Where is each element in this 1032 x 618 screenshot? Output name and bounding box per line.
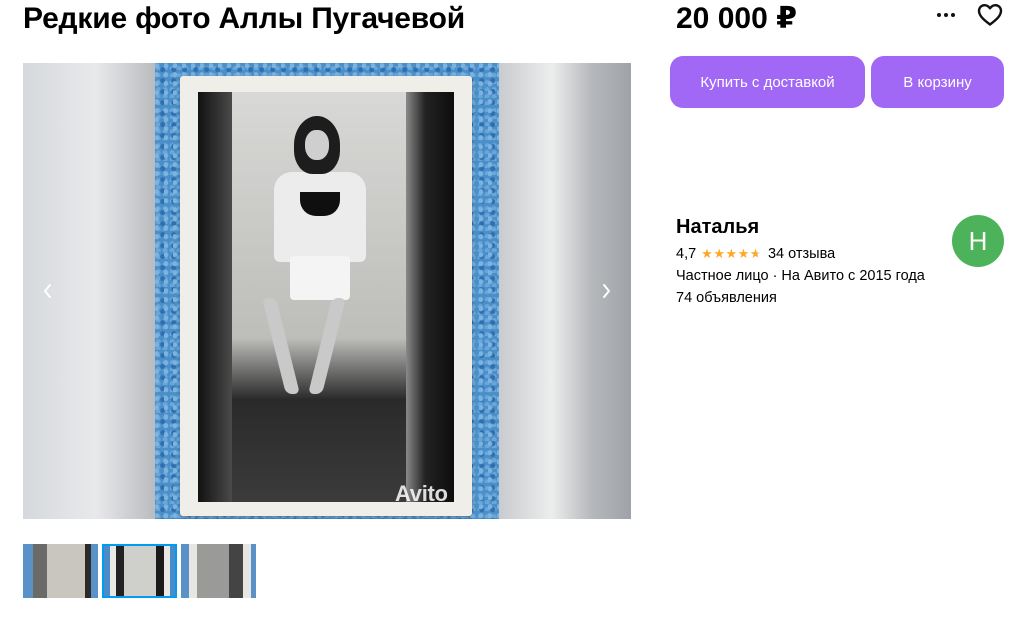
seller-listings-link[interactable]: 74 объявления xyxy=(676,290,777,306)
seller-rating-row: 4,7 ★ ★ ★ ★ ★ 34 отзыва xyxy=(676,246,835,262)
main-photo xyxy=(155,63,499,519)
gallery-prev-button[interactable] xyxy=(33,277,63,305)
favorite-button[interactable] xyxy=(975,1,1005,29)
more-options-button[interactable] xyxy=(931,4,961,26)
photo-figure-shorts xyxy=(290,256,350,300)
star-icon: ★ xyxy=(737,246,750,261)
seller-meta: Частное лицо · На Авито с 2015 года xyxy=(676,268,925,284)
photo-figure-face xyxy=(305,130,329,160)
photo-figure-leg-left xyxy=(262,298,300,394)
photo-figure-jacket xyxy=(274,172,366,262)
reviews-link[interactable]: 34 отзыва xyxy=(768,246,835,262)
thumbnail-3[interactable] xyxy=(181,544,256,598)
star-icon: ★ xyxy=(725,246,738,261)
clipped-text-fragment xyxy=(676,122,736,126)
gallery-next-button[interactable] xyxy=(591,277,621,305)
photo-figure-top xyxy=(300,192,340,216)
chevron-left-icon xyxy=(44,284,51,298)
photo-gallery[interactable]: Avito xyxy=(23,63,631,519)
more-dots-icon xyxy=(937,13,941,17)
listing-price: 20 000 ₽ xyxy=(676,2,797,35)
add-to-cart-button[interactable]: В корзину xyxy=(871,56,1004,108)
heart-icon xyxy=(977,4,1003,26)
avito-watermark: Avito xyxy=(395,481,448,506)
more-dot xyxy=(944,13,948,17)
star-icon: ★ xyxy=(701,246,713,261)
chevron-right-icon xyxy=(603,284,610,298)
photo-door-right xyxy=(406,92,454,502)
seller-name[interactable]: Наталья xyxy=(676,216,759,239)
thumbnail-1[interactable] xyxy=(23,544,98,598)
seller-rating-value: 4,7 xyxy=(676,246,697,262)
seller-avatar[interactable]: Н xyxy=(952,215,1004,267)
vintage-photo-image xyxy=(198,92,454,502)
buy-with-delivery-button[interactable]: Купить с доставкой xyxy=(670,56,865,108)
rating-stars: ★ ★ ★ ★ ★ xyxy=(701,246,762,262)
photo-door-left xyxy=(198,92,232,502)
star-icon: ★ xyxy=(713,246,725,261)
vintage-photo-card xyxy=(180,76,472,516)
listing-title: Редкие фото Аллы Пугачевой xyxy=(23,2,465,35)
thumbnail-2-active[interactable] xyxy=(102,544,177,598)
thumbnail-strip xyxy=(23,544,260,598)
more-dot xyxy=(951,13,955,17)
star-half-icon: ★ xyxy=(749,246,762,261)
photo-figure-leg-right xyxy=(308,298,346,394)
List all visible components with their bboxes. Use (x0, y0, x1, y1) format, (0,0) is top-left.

==

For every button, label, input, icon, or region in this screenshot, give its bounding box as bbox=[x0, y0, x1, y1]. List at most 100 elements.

WRITTEN TASK ::
Convert the lines of the records above, from the line containing "Where is each" through the line containing "gallery-prev-button[interactable] xyxy=(33,277,63,305)", into a JSON list of strings with one string per line, omitting blank lines and leaving out the pictures.

EXERCISE ANSWER ::
[
  "Where is each element in this 1032 x 618 screenshot? Output name and bounding box per line.",
  "seller-listings-link[interactable]: 74 объявления xyxy=(676,290,777,306)",
  "seller-rating-row: 4,7 ★ ★ ★ ★ ★ 34 отзыва xyxy=(676,246,835,262)",
  "main-photo xyxy=(155,63,499,519)",
  "gallery-prev-button[interactable] xyxy=(33,277,63,305)"
]